Type out the records that follow, exactly as given.
— Begin —
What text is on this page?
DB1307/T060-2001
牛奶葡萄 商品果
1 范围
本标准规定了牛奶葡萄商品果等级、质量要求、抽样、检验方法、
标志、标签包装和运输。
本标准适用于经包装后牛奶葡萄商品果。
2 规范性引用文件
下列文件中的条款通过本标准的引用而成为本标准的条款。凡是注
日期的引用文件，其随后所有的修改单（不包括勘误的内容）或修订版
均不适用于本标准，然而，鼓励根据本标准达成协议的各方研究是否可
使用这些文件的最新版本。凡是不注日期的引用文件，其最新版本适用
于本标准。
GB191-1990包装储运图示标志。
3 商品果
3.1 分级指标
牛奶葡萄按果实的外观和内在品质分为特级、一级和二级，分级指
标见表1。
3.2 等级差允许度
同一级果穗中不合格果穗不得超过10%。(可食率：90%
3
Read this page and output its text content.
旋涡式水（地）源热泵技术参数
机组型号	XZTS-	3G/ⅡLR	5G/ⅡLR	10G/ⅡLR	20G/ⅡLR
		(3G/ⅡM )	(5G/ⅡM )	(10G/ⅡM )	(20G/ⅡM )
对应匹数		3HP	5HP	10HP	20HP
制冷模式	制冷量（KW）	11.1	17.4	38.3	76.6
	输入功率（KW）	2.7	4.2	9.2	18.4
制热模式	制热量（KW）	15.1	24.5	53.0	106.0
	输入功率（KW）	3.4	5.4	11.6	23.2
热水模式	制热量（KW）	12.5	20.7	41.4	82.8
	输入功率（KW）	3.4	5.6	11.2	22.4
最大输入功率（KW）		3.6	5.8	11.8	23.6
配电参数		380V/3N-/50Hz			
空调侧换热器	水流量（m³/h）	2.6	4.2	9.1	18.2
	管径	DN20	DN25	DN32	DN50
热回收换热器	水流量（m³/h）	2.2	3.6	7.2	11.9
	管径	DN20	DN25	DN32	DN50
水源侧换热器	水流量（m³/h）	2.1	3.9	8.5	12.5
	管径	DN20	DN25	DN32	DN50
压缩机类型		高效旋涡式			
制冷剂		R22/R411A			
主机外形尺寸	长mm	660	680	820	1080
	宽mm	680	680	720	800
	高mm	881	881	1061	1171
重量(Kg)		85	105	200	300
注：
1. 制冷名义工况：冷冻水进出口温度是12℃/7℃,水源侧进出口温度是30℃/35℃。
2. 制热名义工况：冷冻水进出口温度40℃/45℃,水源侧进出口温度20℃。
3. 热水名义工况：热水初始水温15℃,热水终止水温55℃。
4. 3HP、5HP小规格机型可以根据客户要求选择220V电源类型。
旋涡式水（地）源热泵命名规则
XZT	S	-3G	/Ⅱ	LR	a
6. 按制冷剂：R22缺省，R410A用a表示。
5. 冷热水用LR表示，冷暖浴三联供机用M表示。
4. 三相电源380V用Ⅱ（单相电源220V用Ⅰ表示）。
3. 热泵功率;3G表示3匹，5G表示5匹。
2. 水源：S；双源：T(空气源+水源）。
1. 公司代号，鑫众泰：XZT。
— End —
- [RESPONSE BELOW]
What text is on this page?
DB1307/T060-2001
牛奶葡萄 商品果
1 范围
本标准规定了牛奶葡萄商品果等级、质量要求、抽样、检验方法、
标志、标签包装和运输。
本标准适用于经包装后牛奶葡萄商品果。
2 规范性引用文件
下列文件中的条款通过本标准的引用而成为本标准的条款。凡是注
日期的引用文件，其随后所有的修改单（不包括勘误的内容）或修订版
均不适用于本标准，然而，鼓励根据本标准达成协议的各方研究是否可
使用这些文件的最新版本。凡是不注日期的引用文件，其最新版本适用
于本标准。
GB191-1990包装储运图示标志。
3 商品果
3.1 分级指标
牛奶葡萄按果实的外观和内在品质分为特级、一级和二级，分级指
标见表1。
3.2 等级差允许度
同一级果穗中不合格果穗不得超过10%。(可食率：90%
3
Read this page and output its text content.
旋涡式水（地）源热泵技术参数
机组型号	XZTS-	3G/ⅡLR	5G/ⅡLR	10G/ⅡLR	20G/ⅡLR
		(3G/ⅡM )	(5G/ⅡM )	(10G/ⅡM )	(20G/ⅡM )
对应匹数		3HP	5HP	10HP	20HP
制冷模式	制冷量（KW）	11.1	17.4	38.3	76.6
	输入功率（KW）	2.7	4.2	9.2	18.4
制热模式	制热量（KW）	15.1	24.5	53.0	106.0
	输入功率（KW）	3.4	5.4	11.6	23.2
热水模式	制热量（KW）	12.5	20.7	41.4	82.8
	输入功率（KW）	3.4	5.6	11.2	22.4
最大输入功率（KW）		3.6	5.8	11.8	23.6
配电参数		380V/3N-/50Hz			
空调侧换热器	水流量（m³/h）	2.6	4.2	9.1	18.2
	管径	DN20	DN25	DN32	DN50
热回收换热器	水流量（m³/h）	2.2	3.6	7.2	11.9
	管径	DN20	DN25	DN32	DN50
水源侧换热器	水流量（m³/h）	2.1	3.9	8.5	12.5
	管径	DN20	DN25	DN32	DN50
压缩机类型		高效旋涡式			
制冷剂		R22/R411A			
主机外形尺寸	长mm	660	680	820	1080
	宽mm	680	680	720	800
	高mm	881	881	1061	1171
重量(Kg)		85	105	200	300
注：
1. 制冷名义工况：冷冻水进出口温度是12℃/7℃,水源侧进出口温度是30℃/35℃。
2. 制热名义工况：冷冻水进出口温度40℃/45℃,水源侧进出口温度20℃。
3. 热水名义工况：热水初始水温15℃,热水终止水温55℃。
4. 3HP、5HP小规格机型可以根据客户要求选择220V电源类型。
旋涡式水（地）源热泵命名规则
XZT	S	-3G	/Ⅱ	LR	a
6. 按制冷剂：R22缺省，R410A用a表示。
5. 冷热水用LR表示，冷暖浴三联供机用M表示。
4. 三相电源380V用Ⅱ（单相电源220V用Ⅰ表示）。
3. 热泵功率;3G表示3匹，5G表示5匹。
2. 水源：S；双源：T(空气源+水源）。
1. 公司代号，鑫众泰：XZT。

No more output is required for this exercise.